• _The request_
Your task is to repeat the listing exactly.

(Saved entries)

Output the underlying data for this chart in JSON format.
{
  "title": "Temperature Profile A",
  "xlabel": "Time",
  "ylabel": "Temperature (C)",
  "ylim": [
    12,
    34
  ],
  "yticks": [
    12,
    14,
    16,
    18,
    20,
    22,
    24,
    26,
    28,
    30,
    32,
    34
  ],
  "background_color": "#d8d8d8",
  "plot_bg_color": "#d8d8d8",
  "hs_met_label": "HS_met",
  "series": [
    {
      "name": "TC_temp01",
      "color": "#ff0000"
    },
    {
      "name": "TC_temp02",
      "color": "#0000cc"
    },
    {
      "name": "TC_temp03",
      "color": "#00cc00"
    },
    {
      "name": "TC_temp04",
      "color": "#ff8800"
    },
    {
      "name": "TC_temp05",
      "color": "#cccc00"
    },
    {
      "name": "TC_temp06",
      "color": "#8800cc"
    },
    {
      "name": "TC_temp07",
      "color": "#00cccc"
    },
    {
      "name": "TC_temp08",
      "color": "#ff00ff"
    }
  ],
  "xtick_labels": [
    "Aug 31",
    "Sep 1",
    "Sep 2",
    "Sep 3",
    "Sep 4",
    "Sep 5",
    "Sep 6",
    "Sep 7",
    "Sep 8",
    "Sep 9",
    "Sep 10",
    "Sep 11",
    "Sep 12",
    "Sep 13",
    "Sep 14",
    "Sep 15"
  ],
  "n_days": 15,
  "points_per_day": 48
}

• _Exercise response_
Output the underlying data for this chart in JSON format.
{
  "title": "Temperature Profile A",
  "xlabel": "Time",
  "ylabel": "Temperature (C)",
  "ylim": [
    12,
    34
  ],
  "yticks": [
    12,
    14,
    16,
    18,
    20,
    22,
    24,
    26,
    28,
    30,
    32,
    34
  ],
  "background_color": "#d8d8d8",
  "plot_bg_color": "#d8d8d8",
  "hs_met_label": "HS_met",
  "series": [
    {
      "name": "TC_temp01",
      "color": "#ff0000"
    },
    {
      "name": "TC_temp02",
      "color": "#0000cc"
    },
    {
      "name": "TC_temp03",
      "color": "#00cc00"
    },
    {
      "name": "TC_temp04",
      "color": "#ff8800"
    },
    {
      "name": "TC_temp05",
      "color": "#cccc00"
    },
    {
      "name": "TC_temp06",
      "color": "#8800cc"
    },
    {
      "name": "TC_temp07",
      "color": "#00cccc"
    },
    {
      "name": "TC_temp08",
      "color": "#ff00ff"
    }
  ],
  "xtick_labels": [
    "Aug 31",
    "Sep 1",
    "Sep 2",
    "Sep 3",
    "Sep 4",
    "Sep 5",
    "Sep 6",
    "Sep 7",
    "Sep 8",
    "Sep 9",
    "Sep 10",
    "Sep 11",
    "Sep 12",
    "Sep 13",
    "Sep 14",
    "Sep 15"
  ],
  "n_days": 15,
  "points_per_day": 48
}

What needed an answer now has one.